- [WHAT YOU ARE ASKED TO DO]
Write out the entries below once more, exactly.

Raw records
:::::

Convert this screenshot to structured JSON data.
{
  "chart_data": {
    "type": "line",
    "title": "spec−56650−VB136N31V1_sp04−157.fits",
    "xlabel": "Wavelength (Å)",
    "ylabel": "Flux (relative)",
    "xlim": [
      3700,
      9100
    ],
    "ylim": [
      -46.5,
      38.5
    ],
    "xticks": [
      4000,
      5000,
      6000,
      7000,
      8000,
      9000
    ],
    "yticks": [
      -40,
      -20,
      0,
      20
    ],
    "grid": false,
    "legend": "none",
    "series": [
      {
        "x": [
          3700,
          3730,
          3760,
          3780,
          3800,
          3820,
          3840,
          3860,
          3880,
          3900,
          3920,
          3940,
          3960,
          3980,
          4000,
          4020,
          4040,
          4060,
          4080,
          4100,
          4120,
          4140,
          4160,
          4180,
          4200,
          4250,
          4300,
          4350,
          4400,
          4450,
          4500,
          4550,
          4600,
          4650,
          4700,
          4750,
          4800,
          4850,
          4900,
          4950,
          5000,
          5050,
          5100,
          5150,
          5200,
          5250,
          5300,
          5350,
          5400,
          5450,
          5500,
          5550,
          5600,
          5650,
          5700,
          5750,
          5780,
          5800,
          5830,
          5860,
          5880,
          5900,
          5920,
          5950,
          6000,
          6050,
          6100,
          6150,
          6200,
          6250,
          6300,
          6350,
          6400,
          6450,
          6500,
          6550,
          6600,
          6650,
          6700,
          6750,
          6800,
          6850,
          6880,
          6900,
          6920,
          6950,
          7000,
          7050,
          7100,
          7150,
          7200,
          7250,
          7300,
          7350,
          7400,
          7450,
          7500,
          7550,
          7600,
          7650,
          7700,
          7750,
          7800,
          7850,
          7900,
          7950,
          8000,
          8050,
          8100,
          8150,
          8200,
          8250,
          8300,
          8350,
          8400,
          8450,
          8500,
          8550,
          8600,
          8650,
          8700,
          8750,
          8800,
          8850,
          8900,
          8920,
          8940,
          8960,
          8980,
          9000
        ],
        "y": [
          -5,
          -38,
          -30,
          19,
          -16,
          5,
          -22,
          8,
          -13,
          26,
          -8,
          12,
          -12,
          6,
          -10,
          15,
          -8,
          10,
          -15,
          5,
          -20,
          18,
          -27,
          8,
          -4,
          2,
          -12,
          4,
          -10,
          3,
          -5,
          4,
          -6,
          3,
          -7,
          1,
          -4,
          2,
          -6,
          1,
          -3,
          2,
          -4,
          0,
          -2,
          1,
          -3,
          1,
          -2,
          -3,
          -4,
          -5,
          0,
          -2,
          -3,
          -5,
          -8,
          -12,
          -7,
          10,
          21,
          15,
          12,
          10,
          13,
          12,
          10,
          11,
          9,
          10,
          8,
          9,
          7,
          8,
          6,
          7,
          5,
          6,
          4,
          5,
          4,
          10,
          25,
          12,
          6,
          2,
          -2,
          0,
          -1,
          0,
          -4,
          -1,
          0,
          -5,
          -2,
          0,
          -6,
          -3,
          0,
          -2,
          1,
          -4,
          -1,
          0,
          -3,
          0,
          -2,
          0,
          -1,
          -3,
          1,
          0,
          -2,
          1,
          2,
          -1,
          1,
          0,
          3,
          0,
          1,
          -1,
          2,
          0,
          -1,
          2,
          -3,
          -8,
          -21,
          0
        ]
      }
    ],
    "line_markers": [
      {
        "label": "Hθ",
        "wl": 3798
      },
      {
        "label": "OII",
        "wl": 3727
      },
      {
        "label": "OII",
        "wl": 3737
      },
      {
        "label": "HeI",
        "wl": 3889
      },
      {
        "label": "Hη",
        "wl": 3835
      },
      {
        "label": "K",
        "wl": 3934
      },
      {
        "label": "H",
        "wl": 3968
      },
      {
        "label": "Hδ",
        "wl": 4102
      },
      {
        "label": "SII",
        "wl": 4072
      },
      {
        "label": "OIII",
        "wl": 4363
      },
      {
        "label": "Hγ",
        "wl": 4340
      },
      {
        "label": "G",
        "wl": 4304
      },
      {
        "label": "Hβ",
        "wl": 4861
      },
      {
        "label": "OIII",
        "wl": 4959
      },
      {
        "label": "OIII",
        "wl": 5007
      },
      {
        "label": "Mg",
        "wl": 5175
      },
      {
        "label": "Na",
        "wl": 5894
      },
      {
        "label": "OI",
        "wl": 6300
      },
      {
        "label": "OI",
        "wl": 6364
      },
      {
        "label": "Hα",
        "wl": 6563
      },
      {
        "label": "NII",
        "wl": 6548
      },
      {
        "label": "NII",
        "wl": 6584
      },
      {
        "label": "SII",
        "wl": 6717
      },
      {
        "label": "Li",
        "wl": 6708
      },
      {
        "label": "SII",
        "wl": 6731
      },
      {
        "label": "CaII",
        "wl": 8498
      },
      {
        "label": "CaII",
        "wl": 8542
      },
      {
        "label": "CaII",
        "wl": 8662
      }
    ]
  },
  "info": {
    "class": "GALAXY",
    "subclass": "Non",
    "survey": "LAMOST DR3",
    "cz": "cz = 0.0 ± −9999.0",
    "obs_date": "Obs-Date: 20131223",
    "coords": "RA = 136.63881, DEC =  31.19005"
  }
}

:::::

- [FINAL RESULT]
Convert this screenshot to structured JSON data.
{
  "chart_data": {
    "type": "line",
    "title": "spec−56650−VB136N31V1_sp04−157.fits",
    "xlabel": "Wavelength (Å)",
    "ylabel": "Flux (relative)",
    "xlim": [
      3700,
      9100
    ],
    "ylim": [
      -46.5,
      38.5
    ],
    "xticks": [
      4000,
      5000,
      6000,
      7000,
      8000,
      9000
    ],
    "yticks": [
      -40,
      -20,
      0,
      20
    ],
    "grid": false,
    "legend": "none",
    "series": [
      {
        "x": [
          3700,
          3730,
          3760,
          3780,
          3800,
          3820,
          3840,
          3860,
          3880,
          3900,
          3920,
          3940,
          3960,
          3980,
          4000,
          4020,
          4040,
          4060,
          4080,
          4100,
          4120,
          4140,
          4160,
          4180,
          4200,
          4250,
          4300,
          4350,
          4400,
          4450,
          4500,
          4550,
          4600,
          4650,
          4700,
          4750,
          4800,
          4850,
          4900,
          4950,
          5000,
          5050,
          5100,
          5150,
          5200,
          5250,
          5300,
          5350,
          5400,
          5450,
          5500,
          5550,
          5600,
          5650,
          5700,
          5750,
          5780,
          5800,
          5830,
          5860,
          5880,
          5900,
          5920,
          5950,
          6000,
          6050,
          6100,
          6150,
          6200,
          6250,
          6300,
          6350,
          6400,
          6450,
          6500,
          6550,
          6600,
          6650,
          6700,
          6750,
          6800,
          6850,
          6880,
          6900,
          6920,
          6950,
          7000,
          7050,
          7100,
          7150,
          7200,
          7250,
          7300,
          7350,
          7400,
          7450,
          7500,
          7550,
          7600,
          7650,
          7700,
          7750,
          7800,
          7850,
          7900,
          7950,
          8000,
          8050,
          8100,
          8150,
          8200,
          8250,
          8300,
          8350,
          8400,
          8450,
          8500,
          8550,
          8600,
          8650,
          8700,
          8750,
          8800,
          8850,
          8900,
          8920,
          8940,
          8960,
          8980,
          9000
        ],
        "y": [
          -5,
          -38,
          -30,
          19,
          -16,
          5,
          -22,
          8,
          -13,
          26,
          -8,
          12,
          -12,
          6,
          -10,
          15,
          -8,
          10,
          -15,
          5,
          -20,
          18,
          -27,
          8,
          -4,
          2,
          -12,
          4,
          -10,
          3,
          -5,
          4,
          -6,
          3,
          -7,
          1,
          -4,
          2,
          -6,
          1,
          -3,
          2,
          -4,
          0,
          -2,
          1,
          -3,
          1,
          -2,
          -3,
          -4,
          -5,
          0,
          -2,
          -3,
          -5,
          -8,
          -12,
          -7,
          10,
          21,
          15,
          12,
          10,
          13,
          12,
          10,
          11,
          9,
          10,
          8,
          9,
          7,
          8,
          6,
          7,
          5,
          6,
          4,
          5,
          4,
          10,
          25,
          12,
          6,
          2,
          -2,
          0,
          -1,
          0,
          -4,
          -1,
          0,
          -5,
          -2,
          0,
          -6,
          -3,
          0,
          -2,
          1,
          -4,
          -1,
          0,
          -3,
          0,
          -2,
          0,
          -1,
          -3,
          1,
          0,
          -2,
          1,
          2,
          -1,
          1,
          0,
          3,
          0,
          1,
          -1,
          2,
          0,
          -1,
          2,
          -3,
          -8,
          -21,
          0
        ]
      }
    ],
    "line_markers": [
      {
        "label": "Hθ",
        "wl": 3798
      },
      {
        "label": "OII",
        "wl": 3727
      },
      {
        "label": "OII",
        "wl": 3737
      },
      {
        "label": "HeI",
        "wl": 3889
      },
      {
        "label": "Hη",
        "wl": 3835
      },
      {
        "label": "K",
        "wl": 3934
      },
      {
        "label": "H",
        "wl": 3968
      },
      {
        "label": "Hδ",
        "wl": 4102
      },
      {
        "label": "SII",
        "wl": 4072
      },
      {
        "label": "OIII",
        "wl": 4363
      },
      {
        "label": "Hγ",
        "wl": 4340
      },
      {
        "label": "G",
        "wl": 4304
      },
      {
        "label": "Hβ",
        "wl": 4861
      },
      {
        "label": "OIII",
        "wl": 4959
      },
      {
        "label": "OIII",
        "wl": 5007
      },
      {
        "label": "Mg",
        "wl": 5175
      },
      {
        "label": "Na",
        "wl": 5894
      },
      {
        "label": "OI",
        "wl": 6300
      },
      {
        "label": "OI",
        "wl": 6364
      },
      {
        "label": "Hα",
        "wl": 6563
      },
      {
        "label": "NII",
        "wl": 6548
      },
      {
        "label": "NII",
        "wl": 6584
      },
      {
        "label": "SII",
        "wl": 6717
      },
      {
        "label": "Li",
        "wl": 6708
      },
      {
        "label": "SII",
        "wl": 6731
      },
      {
        "label": "CaII",
        "wl": 8498
      },
      {
        "label": "CaII",
        "wl": 8542
      },
      {
        "label": "CaII",
        "wl": 8662
      }
    ]
  },
  "info": {
    "class": "GALAXY",
    "subclass": "Non",
    "survey": "LAMOST DR3",
    "cz": "cz = 0.0 ± −9999.0",
    "obs_date": "Obs-Date: 20131223",
    "coords": "RA = 136.63881, DEC =  31.19005"
  }
}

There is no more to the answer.